## [GIVEN ENTRIES]
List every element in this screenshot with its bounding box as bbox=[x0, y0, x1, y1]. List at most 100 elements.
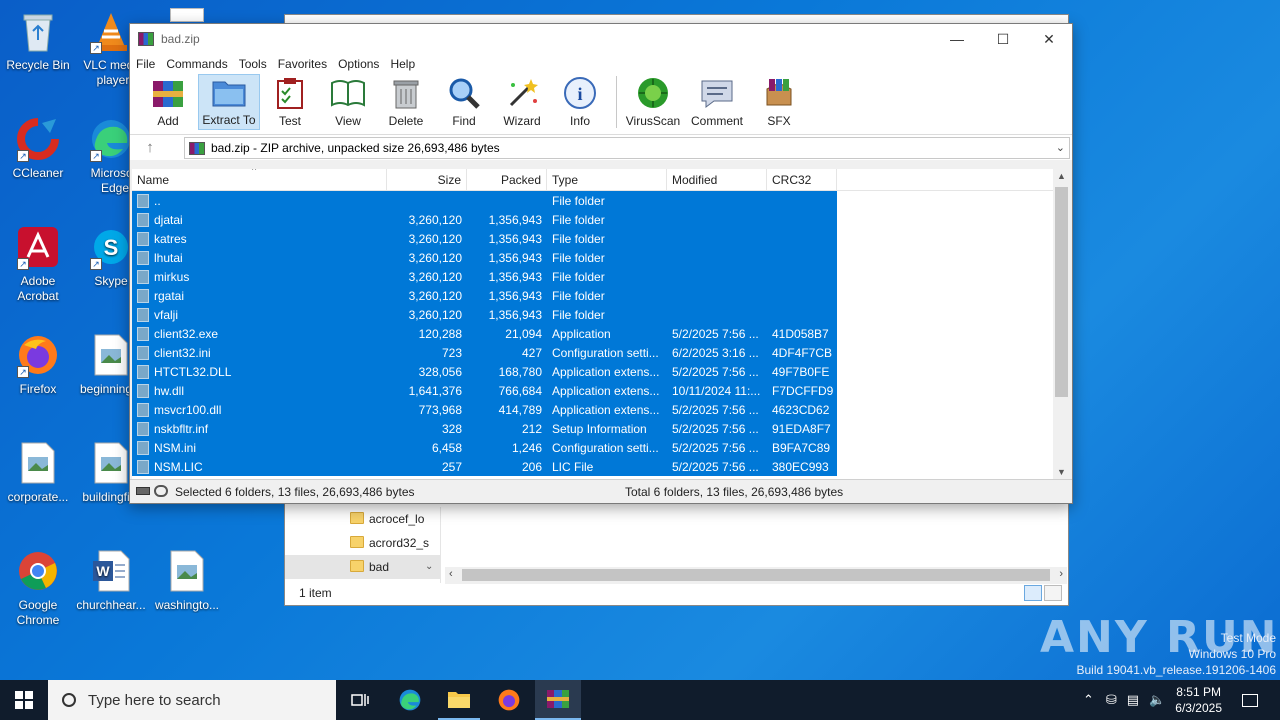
title-bar[interactable]: bad.zip — ☐ ✕ bbox=[130, 24, 1072, 54]
desktop-icon-corporate[interactable]: corporate... bbox=[0, 440, 76, 505]
chevron-down-icon[interactable]: ⌄ bbox=[1056, 141, 1065, 154]
column-name[interactable]: Name ^ bbox=[132, 169, 387, 190]
table-row[interactable]: vfalji 3,260,120 1,356,943 File folder bbox=[132, 305, 837, 324]
cell-text: 1,356,943 bbox=[488, 212, 542, 227]
up-arrow-icon[interactable]: ↑ bbox=[130, 139, 170, 156]
chevron-right-icon[interactable]: › bbox=[1059, 568, 1063, 580]
chevron-up-icon[interactable]: ⌃ bbox=[1083, 692, 1094, 708]
desktop-icon-label: CCleaner bbox=[12, 166, 64, 180]
table-row[interactable]: client32.exe 120,288 21,094 Application 5/2/… bbox=[132, 324, 837, 343]
menu-favorites[interactable]: Favorites bbox=[278, 57, 333, 71]
table-row[interactable]: .. File folder bbox=[132, 191, 837, 210]
column-packed[interactable]: Packed bbox=[467, 169, 547, 190]
volume-icon[interactable]: 🔈 bbox=[1149, 692, 1165, 708]
column-size[interactable]: Size bbox=[387, 169, 467, 190]
desktop-icon-recycle-bin[interactable]: Recycle Bin bbox=[0, 8, 76, 73]
file-list[interactable]: Name ^ Size Packed Type Modified CRC32 ..… bbox=[132, 169, 1056, 479]
minimize-button[interactable]: — bbox=[934, 24, 980, 54]
taskbar-edge[interactable] bbox=[390, 680, 430, 720]
wizard-button[interactable]: Wizard bbox=[494, 74, 550, 130]
notifications-icon[interactable] bbox=[1242, 693, 1258, 707]
column-crc32[interactable]: CRC32 bbox=[767, 169, 837, 190]
taskbar-winrar[interactable] bbox=[535, 680, 581, 720]
cell-text: lhutai bbox=[154, 250, 183, 265]
table-row[interactable]: HTCTL32.DLL 328,056 168,780 Application ext… bbox=[132, 362, 837, 381]
add-button[interactable]: Add bbox=[140, 74, 196, 130]
desktop-icon-washingto[interactable]: washingto... bbox=[149, 548, 225, 613]
scroll-down-icon[interactable]: ▼ bbox=[1053, 467, 1070, 477]
nav-item-acrord32[interactable]: acrord32_s bbox=[285, 531, 440, 555]
table-row[interactable]: rgatai 3,260,120 1,356,943 File folder bbox=[132, 286, 837, 305]
view-button[interactable]: View bbox=[320, 74, 376, 130]
close-button[interactable]: ✕ bbox=[1026, 24, 1072, 54]
desktop-icon-firefox[interactable]: ↗ Firefox bbox=[0, 332, 76, 397]
sfx-button[interactable]: SFX bbox=[751, 74, 807, 130]
folder-icon bbox=[137, 212, 149, 227]
extract-to-button[interactable]: Extract To bbox=[198, 74, 260, 130]
network-icon[interactable]: ▤ bbox=[1127, 692, 1139, 708]
file-list-vertical-scrollbar[interactable]: ▲ ▼ bbox=[1053, 169, 1070, 479]
desktop-icon-chrome[interactable]: Google Chrome bbox=[0, 548, 76, 628]
virusscan-button[interactable]: VirusScan bbox=[623, 74, 683, 130]
cell-text: 6,458 bbox=[431, 440, 462, 455]
cell-text: File folder bbox=[552, 269, 605, 284]
table-row[interactable]: katres 3,260,120 1,356,943 File folder bbox=[132, 229, 837, 248]
winrar-window[interactable]: bad.zip — ☐ ✕ File Commands Tools Favori… bbox=[129, 23, 1073, 504]
desktop-icon-churchhear[interactable]: W churchhear... bbox=[73, 548, 149, 613]
scrollbar-thumb[interactable] bbox=[462, 569, 1050, 581]
cell-name: djatai bbox=[132, 210, 387, 229]
menu-help[interactable]: Help bbox=[390, 57, 421, 71]
image-file-icon bbox=[88, 332, 134, 378]
menu-file[interactable]: File bbox=[136, 57, 161, 71]
column-modified[interactable]: Modified bbox=[667, 169, 767, 190]
table-row[interactable]: mirkus 3,260,120 1,356,943 File folder bbox=[132, 267, 837, 286]
cell-type: File folder bbox=[547, 286, 667, 305]
table-row[interactable]: djatai 3,260,120 1,356,943 File folder bbox=[132, 210, 837, 229]
test-button[interactable]: Test bbox=[262, 74, 318, 130]
archive-path-box[interactable]: bad.zip - ZIP archive, unpacked size 26,… bbox=[184, 137, 1070, 159]
delete-button[interactable]: Delete bbox=[378, 74, 434, 130]
large-icons-view-icon[interactable] bbox=[1044, 585, 1062, 601]
task-view-button[interactable] bbox=[340, 680, 380, 720]
scroll-up-icon[interactable]: ▲ bbox=[1053, 171, 1070, 181]
start-button[interactable] bbox=[0, 680, 48, 720]
folder-icon bbox=[350, 536, 364, 548]
chevron-left-icon[interactable]: ‹ bbox=[449, 568, 453, 580]
cell-text: 380EC993 bbox=[772, 459, 829, 474]
scrollbar-thumb[interactable] bbox=[1055, 187, 1068, 397]
cell-text: nskbfltr.inf bbox=[154, 421, 209, 436]
comment-button[interactable]: Comment bbox=[685, 74, 749, 130]
desktop-icon-acrobat[interactable]: ↗ Adobe Acrobat bbox=[0, 224, 76, 304]
desktop-partial-file-icon[interactable] bbox=[170, 8, 204, 22]
menu-options[interactable]: Options bbox=[338, 57, 385, 71]
details-view-icon[interactable] bbox=[1024, 585, 1042, 601]
table-row[interactable]: msvcr100.dll 773,968 414,789 Application ex… bbox=[132, 400, 837, 419]
chevron-down-icon[interactable]: ⌄ bbox=[425, 561, 433, 572]
column-type[interactable]: Type bbox=[547, 169, 667, 190]
table-row[interactable]: hw.dll 1,641,376 766,684 Application extens… bbox=[132, 381, 837, 400]
security-icon[interactable]: ⛁ bbox=[1106, 692, 1117, 708]
cell-text: 91EDA8F7 bbox=[772, 421, 831, 436]
table-row[interactable]: lhutai 3,260,120 1,356,943 File folder bbox=[132, 248, 837, 267]
nav-item-acrocef[interactable]: acrocef_lo bbox=[285, 507, 440, 531]
cell-size: 257 bbox=[387, 457, 467, 476]
maximize-button[interactable]: ☐ bbox=[980, 24, 1026, 54]
cell-text: 328 bbox=[441, 421, 462, 436]
file-list-rows: .. File folder djatai 3,260,120 1,356,943 Fil… bbox=[132, 191, 1056, 476]
table-row[interactable]: NSM.ini 6,458 1,246 Configuration setti... 5… bbox=[132, 438, 837, 457]
table-row[interactable]: NSM.LIC 257 206 LIC File 5/2/2025 7:56 ... 38… bbox=[132, 457, 837, 476]
info-button[interactable]: i Info bbox=[552, 74, 608, 130]
menu-tools[interactable]: Tools bbox=[239, 57, 273, 71]
taskbar-firefox[interactable] bbox=[488, 680, 530, 720]
table-row[interactable]: nskbfltr.inf 328 212 Setup Information 5/2/2… bbox=[132, 419, 837, 438]
watermark-line: Windows 10 Pro bbox=[1188, 647, 1276, 661]
menu-commands[interactable]: Commands bbox=[166, 57, 233, 71]
nav-item-bad[interactable]: bad ⌄ bbox=[285, 555, 440, 579]
taskbar-search-box[interactable]: Type here to search bbox=[48, 680, 336, 720]
find-button[interactable]: Find bbox=[436, 74, 492, 130]
taskbar-file-explorer[interactable] bbox=[438, 680, 480, 720]
desktop-icon-ccleaner[interactable]: ↗ CCleaner bbox=[0, 116, 76, 181]
clock[interactable]: 8:51 PM 6/3/2025 bbox=[1175, 684, 1222, 716]
table-row[interactable]: client32.ini 723 427 Configuration setti...… bbox=[132, 343, 837, 362]
cell-text: File folder bbox=[552, 193, 605, 208]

## [INSTRUCTIONS FOR THE TASK]
The word "CCleaner" appears in some lines of the data; state how many such lines there are, and nothing further.

## [TASK OUTPUT]
2